Given information:
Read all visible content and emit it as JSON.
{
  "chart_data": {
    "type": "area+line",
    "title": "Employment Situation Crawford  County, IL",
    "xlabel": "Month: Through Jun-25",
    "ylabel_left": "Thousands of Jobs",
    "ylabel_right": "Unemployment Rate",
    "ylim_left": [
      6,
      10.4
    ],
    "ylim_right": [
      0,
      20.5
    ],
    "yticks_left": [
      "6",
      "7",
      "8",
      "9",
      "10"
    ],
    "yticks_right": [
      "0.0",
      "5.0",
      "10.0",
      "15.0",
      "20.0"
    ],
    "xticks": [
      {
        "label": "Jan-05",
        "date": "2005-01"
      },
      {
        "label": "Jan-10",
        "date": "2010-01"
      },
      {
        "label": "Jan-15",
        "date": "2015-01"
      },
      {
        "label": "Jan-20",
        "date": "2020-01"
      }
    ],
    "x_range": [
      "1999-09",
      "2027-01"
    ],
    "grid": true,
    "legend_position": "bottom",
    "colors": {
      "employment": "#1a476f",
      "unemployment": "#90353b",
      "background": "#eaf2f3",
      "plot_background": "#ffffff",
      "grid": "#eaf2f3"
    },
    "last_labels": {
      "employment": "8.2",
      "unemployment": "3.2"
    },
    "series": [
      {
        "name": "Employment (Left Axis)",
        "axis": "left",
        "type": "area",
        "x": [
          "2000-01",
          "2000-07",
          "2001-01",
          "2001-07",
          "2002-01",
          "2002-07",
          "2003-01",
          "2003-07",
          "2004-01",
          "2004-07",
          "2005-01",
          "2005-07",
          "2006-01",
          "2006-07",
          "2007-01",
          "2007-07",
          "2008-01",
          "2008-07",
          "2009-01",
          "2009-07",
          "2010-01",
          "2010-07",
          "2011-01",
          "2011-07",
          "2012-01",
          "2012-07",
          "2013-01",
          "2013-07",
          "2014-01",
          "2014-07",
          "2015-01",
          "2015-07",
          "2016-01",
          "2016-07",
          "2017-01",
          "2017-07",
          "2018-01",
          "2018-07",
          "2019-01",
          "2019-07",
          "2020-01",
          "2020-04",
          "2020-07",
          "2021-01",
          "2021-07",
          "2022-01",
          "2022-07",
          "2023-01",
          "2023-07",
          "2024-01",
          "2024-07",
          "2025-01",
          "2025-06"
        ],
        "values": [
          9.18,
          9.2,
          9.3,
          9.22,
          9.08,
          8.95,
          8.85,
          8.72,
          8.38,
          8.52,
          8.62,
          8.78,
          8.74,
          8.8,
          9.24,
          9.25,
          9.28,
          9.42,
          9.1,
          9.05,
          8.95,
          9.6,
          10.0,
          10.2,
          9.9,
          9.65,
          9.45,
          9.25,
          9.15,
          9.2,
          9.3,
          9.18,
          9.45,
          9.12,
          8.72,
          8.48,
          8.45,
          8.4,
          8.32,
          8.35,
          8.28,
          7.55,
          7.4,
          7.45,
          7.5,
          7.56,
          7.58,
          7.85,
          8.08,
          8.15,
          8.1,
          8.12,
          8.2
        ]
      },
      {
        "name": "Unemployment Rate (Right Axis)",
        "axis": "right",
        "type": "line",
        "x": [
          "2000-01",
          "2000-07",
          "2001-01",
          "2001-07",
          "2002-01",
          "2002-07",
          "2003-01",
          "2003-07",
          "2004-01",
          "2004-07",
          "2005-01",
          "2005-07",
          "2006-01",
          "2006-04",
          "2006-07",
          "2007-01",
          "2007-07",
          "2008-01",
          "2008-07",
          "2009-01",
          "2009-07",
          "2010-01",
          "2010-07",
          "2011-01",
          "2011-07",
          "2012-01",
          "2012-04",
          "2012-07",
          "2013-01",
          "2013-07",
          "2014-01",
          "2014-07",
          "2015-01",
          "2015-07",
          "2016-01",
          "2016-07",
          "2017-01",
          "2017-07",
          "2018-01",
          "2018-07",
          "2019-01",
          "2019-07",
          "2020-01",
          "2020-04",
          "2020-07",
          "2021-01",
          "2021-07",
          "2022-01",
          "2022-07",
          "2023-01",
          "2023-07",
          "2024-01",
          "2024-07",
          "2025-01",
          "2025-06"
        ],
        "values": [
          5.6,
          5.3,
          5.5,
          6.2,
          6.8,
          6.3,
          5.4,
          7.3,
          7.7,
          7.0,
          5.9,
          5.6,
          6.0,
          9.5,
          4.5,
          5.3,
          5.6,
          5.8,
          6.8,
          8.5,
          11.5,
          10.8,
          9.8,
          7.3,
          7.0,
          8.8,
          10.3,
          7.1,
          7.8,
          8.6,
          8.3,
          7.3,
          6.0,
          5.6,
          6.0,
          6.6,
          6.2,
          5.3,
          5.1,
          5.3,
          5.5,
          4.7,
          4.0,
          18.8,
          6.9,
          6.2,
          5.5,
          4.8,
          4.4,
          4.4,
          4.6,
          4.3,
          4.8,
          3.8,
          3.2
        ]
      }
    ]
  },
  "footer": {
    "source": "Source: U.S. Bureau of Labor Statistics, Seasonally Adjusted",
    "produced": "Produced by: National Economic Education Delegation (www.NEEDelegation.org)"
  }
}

Task to carry out:
Give back all the records exactly as they stand.

Output below:
Read all visible content and emit it as JSON.
{
  "chart_data": {
    "type": "area+line",
    "title": "Employment Situation Crawford  County, IL",
    "xlabel": "Month: Through Jun-25",
    "ylabel_left": "Thousands of Jobs",
    "ylabel_right": "Unemployment Rate",
    "ylim_left": [
      6,
      10.4
    ],
    "ylim_right": [
      0,
      20.5
    ],
    "yticks_left": [
      "6",
      "7",
      "8",
      "9",
      "10"
    ],
    "yticks_right": [
      "0.0",
      "5.0",
      "10.0",
      "15.0",
      "20.0"
    ],
    "xticks": [
      {
        "label": "Jan-05",
        "date": "2005-01"
      },
      {
        "label": "Jan-10",
        "date": "2010-01"
      },
      {
        "label": "Jan-15",
        "date": "2015-01"
      },
      {
        "label": "Jan-20",
        "date": "2020-01"
      }
    ],
    "x_range": [
      "1999-09",
      "2027-01"
    ],
    "grid": true,
    "legend_position": "bottom",
    "colors": {
      "employment": "#1a476f",
      "unemployment": "#90353b",
      "background": "#eaf2f3",
      "plot_background": "#ffffff",
      "grid": "#eaf2f3"
    },
    "last_labels": {
      "employment": "8.2",
      "unemployment": "3.2"
    },
    "series": [
      {
        "name": "Employment (Left Axis)",
        "axis": "left",
        "type": "area",
        "x": [
          "2000-01",
          "2000-07",
          "2001-01",
          "2001-07",
          "2002-01",
          "2002-07",
          "2003-01",
          "2003-07",
          "2004-01",
          "2004-07",
          "2005-01",
          "2005-07",
          "2006-01",
          "2006-07",
          "2007-01",
          "2007-07",
          "2008-01",
          "2008-07",
          "2009-01",
          "2009-07",
          "2010-01",
          "2010-07",
          "2011-01",
          "2011-07",
          "2012-01",
          "2012-07",
          "2013-01",
          "2013-07",
          "2014-01",
          "2014-07",
          "2015-01",
          "2015-07",
          "2016-01",
          "2016-07",
          "2017-01",
          "2017-07",
          "2018-01",
          "2018-07",
          "2019-01",
          "2019-07",
          "2020-01",
          "2020-04",
          "2020-07",
          "2021-01",
          "2021-07",
          "2022-01",
          "2022-07",
          "2023-01",
          "2023-07",
          "2024-01",
          "2024-07",
          "2025-01",
          "2025-06"
        ],
        "values": [
          9.18,
          9.2,
          9.3,
          9.22,
          9.08,
          8.95,
          8.85,
          8.72,
          8.38,
          8.52,
          8.62,
          8.78,
          8.74,
          8.8,
          9.24,
          9.25,
          9.28,
          9.42,
          9.1,
          9.05,
          8.95,
          9.6,
          10.0,
          10.2,
          9.9,
          9.65,
          9.45,
          9.25,
          9.15,
          9.2,
          9.3,
          9.18,
          9.45,
          9.12,
          8.72,
          8.48,
          8.45,
          8.4,
          8.32,
          8.35,
          8.28,
          7.55,
          7.4,
          7.45,
          7.5,
          7.56,
          7.58,
          7.85,
          8.08,
          8.15,
          8.1,
          8.12,
          8.2
        ]
      },
      {
        "name": "Unemployment Rate (Right Axis)",
        "axis": "right",
        "type": "line",
        "x": [
          "2000-01",
          "2000-07",
          "2001-01",
          "2001-07",
          "2002-01",
          "2002-07",
          "2003-01",
          "2003-07",
          "2004-01",
          "2004-07",
          "2005-01",
          "2005-07",
          "2006-01",
          "2006-04",
          "2006-07",
          "2007-01",
          "2007-07",
          "2008-01",
          "2008-07",
          "2009-01",
          "2009-07",
          "2010-01",
          "2010-07",
          "2011-01",
          "2011-07",
          "2012-01",
          "2012-04",
          "2012-07",
          "2013-01",
          "2013-07",
          "2014-01",
          "2014-07",
          "2015-01",
          "2015-07",
          "2016-01",
          "2016-07",
          "2017-01",
          "2017-07",
          "2018-01",
          "2018-07",
          "2019-01",
          "2019-07",
          "2020-01",
          "2020-04",
          "2020-07",
          "2021-01",
          "2021-07",
          "2022-01",
          "2022-07",
          "2023-01",
          "2023-07",
          "2024-01",
          "2024-07",
          "2025-01",
          "2025-06"
        ],
        "values": [
          5.6,
          5.3,
          5.5,
          6.2,
          6.8,
          6.3,
          5.4,
          7.3,
          7.7,
          7.0,
          5.9,
          5.6,
          6.0,
          9.5,
          4.5,
          5.3,
          5.6,
          5.8,
          6.8,
          8.5,
          11.5,
          10.8,
          9.8,
          7.3,
          7.0,
          8.8,
          10.3,
          7.1,
          7.8,
          8.6,
          8.3,
          7.3,
          6.0,
          5.6,
          6.0,
          6.6,
          6.2,
          5.3,
          5.1,
          5.3,
          5.5,
          4.7,
          4.0,
          18.8,
          6.9,
          6.2,
          5.5,
          4.8,
          4.4,
          4.4,
          4.6,
          4.3,
          4.8,
          3.8,
          3.2
        ]
      }
    ]
  },
  "footer": {
    "source": "Source: U.S. Bureau of Labor Statistics, Seasonally Adjusted",
    "produced": "Produced by: National Economic Education Delegation (www.NEEDelegation.org)"
  }
}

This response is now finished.